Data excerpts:
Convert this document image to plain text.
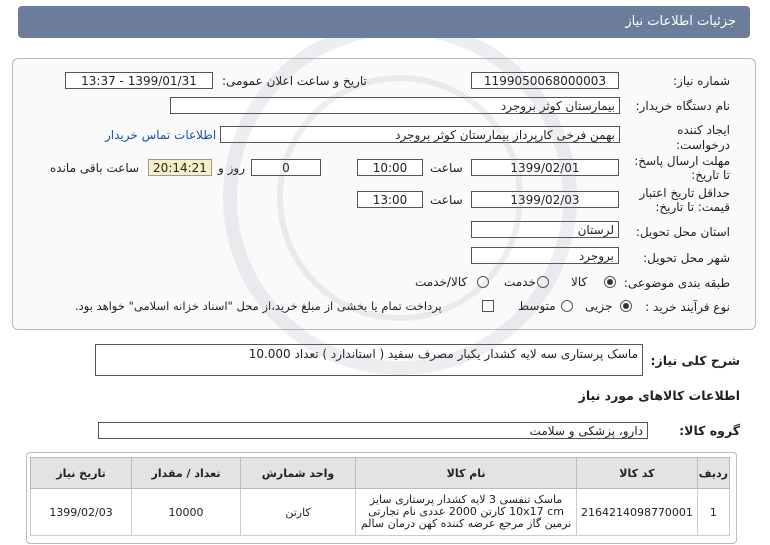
جزئیات اطلاعات نیاز
شماره نیاز:
1199050068000003
تاریخ و ساعت اعلان عمومی:
1399/01/31 - 13:37
نام دستگاه خریدار:
بیمارستان کوثر بروجرد
ایجاد کننده
درخواست:
بهمن فرخی کارپرداز بیمارستان کوثر بروجرد
اطلاعات تماس خریدار
مهلت ارسال پاسخ:
تا تاریخ:
1399/02/01
ساعت
10:00
0
روز و
20:14:21
ساعت باقی مانده
حداقل تاریخ اعتبار
قیمت: تا تاریخ:
1399/02/03
ساعت
13:00
استان محل تحویل:
لرستان
شهر محل تحویل:
بروجرد
طبقه بندی موضوعی:
کالا
خدمت
کالا/خدمت
نوع فرآیند خرید :
جزیی
متوسط
پرداخت تمام یا بخشی از مبلغ خرید،از محل "اسناد خزانه اسلامی" خواهد بود.
شرح کلی نیاز:
ماسک پرستاری سه لایه کشدار یکبار مصرف سفید ( استاندارد ) تعداد 10.000
اطلاعات کالاهای مورد نیاز
گروه کالا:
دارو، پزشکی و سلامت
ردیف	کد کالا	نام کالا	واحد شمارش	تعداد / مقدار	تاریخ نیاز
1	2164214098770001	ماسک تنفسی 3 لایه کشدار پرستاری سایز 10x17 cm کارتن 2000 عددی نام تجارتی نرمین گاز مرجع عرضه کننده کهن درمان سالم	کارتن	10000	1399/02/03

* _TO DO_
Report all lines of the data above that include the string "کشدار".

* _RESULT FOR THIS EXERCISE_
ماسک پرستاری سه لایه کشدار یکبار مصرف سفید ( استاندارد ) تعداد 10.000
1	2164214098770001	ماسک تنفسی 3 لایه کشدار پرستاری سایز 10x17 cm کارتن 2000 عددی نام تجارتی نرمین گاز مرجع عرضه کننده کهن درمان سالم	کارتن	10000	1399/02/03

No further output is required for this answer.